■ **Given task**
Write out all of the entries exactly as given.

● ● ●

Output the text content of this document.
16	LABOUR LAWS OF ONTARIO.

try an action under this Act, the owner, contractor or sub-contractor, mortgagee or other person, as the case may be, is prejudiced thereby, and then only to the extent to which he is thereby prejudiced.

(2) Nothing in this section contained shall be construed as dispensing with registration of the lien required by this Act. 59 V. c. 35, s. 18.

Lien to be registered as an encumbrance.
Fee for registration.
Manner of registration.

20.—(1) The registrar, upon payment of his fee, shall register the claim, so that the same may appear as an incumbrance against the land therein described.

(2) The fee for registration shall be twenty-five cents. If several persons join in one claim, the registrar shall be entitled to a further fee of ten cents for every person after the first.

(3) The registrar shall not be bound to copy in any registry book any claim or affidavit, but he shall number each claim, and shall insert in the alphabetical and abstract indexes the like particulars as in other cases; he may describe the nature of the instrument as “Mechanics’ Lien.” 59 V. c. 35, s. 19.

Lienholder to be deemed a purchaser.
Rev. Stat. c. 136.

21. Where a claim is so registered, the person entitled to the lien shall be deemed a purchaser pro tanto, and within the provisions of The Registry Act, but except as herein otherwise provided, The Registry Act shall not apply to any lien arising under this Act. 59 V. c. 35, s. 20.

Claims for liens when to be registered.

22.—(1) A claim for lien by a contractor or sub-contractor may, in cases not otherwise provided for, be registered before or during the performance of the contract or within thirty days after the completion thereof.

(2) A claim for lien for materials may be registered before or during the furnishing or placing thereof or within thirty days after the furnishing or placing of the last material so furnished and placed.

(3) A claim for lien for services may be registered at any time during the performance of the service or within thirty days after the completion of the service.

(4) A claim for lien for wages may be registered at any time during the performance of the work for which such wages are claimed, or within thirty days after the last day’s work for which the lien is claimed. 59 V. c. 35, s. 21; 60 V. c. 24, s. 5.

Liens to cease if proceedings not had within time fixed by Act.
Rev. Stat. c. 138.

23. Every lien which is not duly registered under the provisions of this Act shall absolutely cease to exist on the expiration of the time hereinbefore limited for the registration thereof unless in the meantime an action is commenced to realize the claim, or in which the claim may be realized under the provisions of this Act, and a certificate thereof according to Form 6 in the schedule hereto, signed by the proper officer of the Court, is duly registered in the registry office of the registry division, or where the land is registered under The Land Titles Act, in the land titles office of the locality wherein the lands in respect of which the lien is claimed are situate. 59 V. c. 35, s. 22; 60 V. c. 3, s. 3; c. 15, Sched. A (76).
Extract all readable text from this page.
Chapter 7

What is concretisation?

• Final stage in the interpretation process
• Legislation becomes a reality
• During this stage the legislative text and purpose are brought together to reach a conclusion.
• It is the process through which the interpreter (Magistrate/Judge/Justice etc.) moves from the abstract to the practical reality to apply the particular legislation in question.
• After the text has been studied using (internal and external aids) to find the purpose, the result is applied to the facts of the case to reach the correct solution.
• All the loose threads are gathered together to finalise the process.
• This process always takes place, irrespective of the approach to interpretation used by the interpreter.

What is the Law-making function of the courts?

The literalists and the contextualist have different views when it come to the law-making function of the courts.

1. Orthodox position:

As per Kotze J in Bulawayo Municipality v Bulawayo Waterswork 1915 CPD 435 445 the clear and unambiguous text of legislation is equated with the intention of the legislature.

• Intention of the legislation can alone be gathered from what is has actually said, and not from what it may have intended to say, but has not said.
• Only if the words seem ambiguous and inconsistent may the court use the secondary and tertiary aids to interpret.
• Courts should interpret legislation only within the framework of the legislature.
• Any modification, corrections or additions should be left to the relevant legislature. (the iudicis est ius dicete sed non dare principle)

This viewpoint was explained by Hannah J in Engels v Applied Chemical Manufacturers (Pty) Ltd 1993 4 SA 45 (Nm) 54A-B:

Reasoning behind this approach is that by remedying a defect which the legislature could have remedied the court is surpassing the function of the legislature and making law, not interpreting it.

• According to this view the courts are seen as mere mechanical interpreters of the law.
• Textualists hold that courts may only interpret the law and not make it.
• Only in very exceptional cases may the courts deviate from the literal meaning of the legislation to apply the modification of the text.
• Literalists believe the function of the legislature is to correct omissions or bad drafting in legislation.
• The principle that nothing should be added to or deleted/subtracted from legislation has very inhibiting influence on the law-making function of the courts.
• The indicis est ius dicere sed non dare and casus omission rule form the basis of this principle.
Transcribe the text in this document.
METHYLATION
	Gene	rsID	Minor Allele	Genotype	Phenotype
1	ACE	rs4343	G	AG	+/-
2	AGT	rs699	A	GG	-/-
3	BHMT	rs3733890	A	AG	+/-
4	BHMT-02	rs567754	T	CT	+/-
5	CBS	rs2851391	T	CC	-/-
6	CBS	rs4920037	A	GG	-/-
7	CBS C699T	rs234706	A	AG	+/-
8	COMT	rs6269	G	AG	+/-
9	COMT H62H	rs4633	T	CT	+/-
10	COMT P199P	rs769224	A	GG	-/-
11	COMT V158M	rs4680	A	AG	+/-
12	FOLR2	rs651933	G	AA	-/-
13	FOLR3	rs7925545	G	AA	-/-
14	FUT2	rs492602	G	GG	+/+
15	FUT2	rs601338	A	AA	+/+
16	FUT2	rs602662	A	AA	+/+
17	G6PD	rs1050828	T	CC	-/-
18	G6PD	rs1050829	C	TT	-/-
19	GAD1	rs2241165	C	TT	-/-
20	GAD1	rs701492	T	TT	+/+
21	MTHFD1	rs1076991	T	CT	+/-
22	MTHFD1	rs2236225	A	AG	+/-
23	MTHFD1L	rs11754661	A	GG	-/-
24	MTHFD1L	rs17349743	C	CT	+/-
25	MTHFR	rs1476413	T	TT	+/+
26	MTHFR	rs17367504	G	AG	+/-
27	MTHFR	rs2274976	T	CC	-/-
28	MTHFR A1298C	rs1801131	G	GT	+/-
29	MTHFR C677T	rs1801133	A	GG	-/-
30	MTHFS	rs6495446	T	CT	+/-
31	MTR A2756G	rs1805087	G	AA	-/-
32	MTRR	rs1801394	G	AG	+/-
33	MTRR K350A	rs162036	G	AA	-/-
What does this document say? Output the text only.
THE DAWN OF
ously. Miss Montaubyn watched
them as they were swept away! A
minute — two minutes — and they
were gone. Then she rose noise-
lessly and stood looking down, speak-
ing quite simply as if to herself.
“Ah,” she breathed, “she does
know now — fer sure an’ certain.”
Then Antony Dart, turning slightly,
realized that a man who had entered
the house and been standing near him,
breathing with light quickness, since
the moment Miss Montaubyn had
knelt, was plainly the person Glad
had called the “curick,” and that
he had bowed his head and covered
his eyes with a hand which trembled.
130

● ● ●

■ **Answer to the task**
Output the text content of this document.
16	LABOUR LAWS OF ONTARIO.

try an action under this Act, the owner, contractor or sub-contractor, mortgagee or other person, as the case may be, is prejudiced thereby, and then only to the extent to which he is thereby prejudiced.

(2) Nothing in this section contained shall be construed as dispensing with registration of the lien required by this Act. 59 V. c. 35, s. 18.

Lien to be registered as an encumbrance.
Fee for registration.
Manner of registration.

20.—(1) The registrar, upon payment of his fee, shall register the claim, so that the same may appear as an incumbrance against the land therein described.

(2) The fee for registration shall be twenty-five cents. If several persons join in one claim, the registrar shall be entitled to a further fee of ten cents for every person after the first.

(3) The registrar shall not be bound to copy in any registry book any claim or affidavit, but he shall number each claim, and shall insert in the alphabetical and abstract indexes the like particulars as in other cases; he may describe the nature of the instrument as “Mechanics’ Lien.” 59 V. c. 35, s. 19.

Lienholder to be deemed a purchaser.
Rev. Stat. c. 136.

21. Where a claim is so registered, the person entitled to the lien shall be deemed a purchaser pro tanto, and within the provisions of The Registry Act, but except as herein otherwise provided, The Registry Act shall not apply to any lien arising under this Act. 59 V. c. 35, s. 20.

Claims for liens when to be registered.

22.—(1) A claim for lien by a contractor or sub-contractor may, in cases not otherwise provided for, be registered before or during the performance of the contract or within thirty days after the completion thereof.

(2) A claim for lien for materials may be registered before or during the furnishing or placing thereof or within thirty days after the furnishing or placing of the last material so furnished and placed.

(3) A claim for lien for services may be registered at any time during the performance of the service or within thirty days after the completion of the service.

(4) A claim for lien for wages may be registered at any time during the performance of the work for which such wages are claimed, or within thirty days after the last day’s work for which the lien is claimed. 59 V. c. 35, s. 21; 60 V. c. 24, s. 5.

Liens to cease if proceedings not had within time fixed by Act.
Rev. Stat. c. 138.

23. Every lien which is not duly registered under the provisions of this Act shall absolutely cease to exist on the expiration of the time hereinbefore limited for the registration thereof unless in the meantime an action is commenced to realize the claim, or in which the claim may be realized under the provisions of this Act, and a certificate thereof according to Form 6 in the schedule hereto, signed by the proper officer of the Court, is duly registered in the registry office of the registry division, or where the land is registered under The Land Titles Act, in the land titles office of the locality wherein the lands in respect of which the lien is claimed are situate. 59 V. c. 35, s. 22; 60 V. c. 3, s. 3; c. 15, Sched. A (76).
Extract all readable text from this page.
Chapter 7

What is concretisation?

• Final stage in the interpretation process
• Legislation becomes a reality
• During this stage the legislative text and purpose are brought together to reach a conclusion.
• It is the process through which the interpreter (Magistrate/Judge/Justice etc.) moves from the abstract to the practical reality to apply the particular legislation in question.
• After the text has been studied using (internal and external aids) to find the purpose, the result is applied to the facts of the case to reach the correct solution.
• All the loose threads are gathered together to finalise the process.
• This process always takes place, irrespective of the approach to interpretation used by the interpreter.

What is the Law-making function of the courts?

The literalists and the contextualist have different views when it come to the law-making function of the courts.

1. Orthodox position:

As per Kotze J in Bulawayo Municipality v Bulawayo Waterswork 1915 CPD 435 445 the clear and unambiguous text of legislation is equated with the intention of the legislature.

• Intention of the legislation can alone be gathered from what is has actually said, and not from what it may have intended to say, but has not said.
• Only if the words seem ambiguous and inconsistent may the court use the secondary and tertiary aids to interpret.
• Courts should interpret legislation only within the framework of the legislature.
• Any modification, corrections or additions should be left to the relevant legislature. (the iudicis est ius dicete sed non dare principle)

This viewpoint was explained by Hannah J in Engels v Applied Chemical Manufacturers (Pty) Ltd 1993 4 SA 45 (Nm) 54A-B:

Reasoning behind this approach is that by remedying a defect which the legislature could have remedied the court is surpassing the function of the legislature and making law, not interpreting it.

• According to this view the courts are seen as mere mechanical interpreters of the law.
• Textualists hold that courts may only interpret the law and not make it.
• Only in very exceptional cases may the courts deviate from the literal meaning of the legislation to apply the modification of the text.
• Literalists believe the function of the legislature is to correct omissions or bad drafting in legislation.
• The principle that nothing should be added to or deleted/subtracted from legislation has very inhibiting influence on the law-making function of the courts.
• The indicis est ius dicere sed non dare and casus omission rule form the basis of this principle.
Transcribe the text in this document.
METHYLATION
	Gene	rsID	Minor Allele	Genotype	Phenotype
1	ACE	rs4343	G	AG	+/-
2	AGT	rs699	A	GG	-/-
3	BHMT	rs3733890	A	AG	+/-
4	BHMT-02	rs567754	T	CT	+/-
5	CBS	rs2851391	T	CC	-/-
6	CBS	rs4920037	A	GG	-/-
7	CBS C699T	rs234706	A	AG	+/-
8	COMT	rs6269	G	AG	+/-
9	COMT H62H	rs4633	T	CT	+/-
10	COMT P199P	rs769224	A	GG	-/-
11	COMT V158M	rs4680	A	AG	+/-
12	FOLR2	rs651933	G	AA	-/-
13	FOLR3	rs7925545	G	AA	-/-
14	FUT2	rs492602	G	GG	+/+
15	FUT2	rs601338	A	AA	+/+
16	FUT2	rs602662	A	AA	+/+
17	G6PD	rs1050828	T	CC	-/-
18	G6PD	rs1050829	C	TT	-/-
19	GAD1	rs2241165	C	TT	-/-
20	GAD1	rs701492	T	TT	+/+
21	MTHFD1	rs1076991	T	CT	+/-
22	MTHFD1	rs2236225	A	AG	+/-
23	MTHFD1L	rs11754661	A	GG	-/-
24	MTHFD1L	rs17349743	C	CT	+/-
25	MTHFR	rs1476413	T	TT	+/+
26	MTHFR	rs17367504	G	AG	+/-
27	MTHFR	rs2274976	T	CC	-/-
28	MTHFR A1298C	rs1801131	G	GT	+/-
29	MTHFR C677T	rs1801133	A	GG	-/-
30	MTHFS	rs6495446	T	CT	+/-
31	MTR A2756G	rs1805087	G	AA	-/-
32	MTRR	rs1801394	G	AG	+/-
33	MTRR K350A	rs162036	G	AA	-/-
What does this document say? Output the text only.
THE DAWN OF
ously. Miss Montaubyn watched
them as they were swept away! A
minute — two minutes — and they
were gone. Then she rose noise-
lessly and stood looking down, speak-
ing quite simply as if to herself.
“Ah,” she breathed, “she does
know now — fer sure an’ certain.”
Then Antony Dart, turning slightly,
realized that a man who had entered
the house and been standing near him,
breathing with light quickness, since
the moment Miss Montaubyn had
knelt, was plainly the person Glad
had called the “curick,” and that
he had bowed his head and covered
his eyes with a hand which trembled.
130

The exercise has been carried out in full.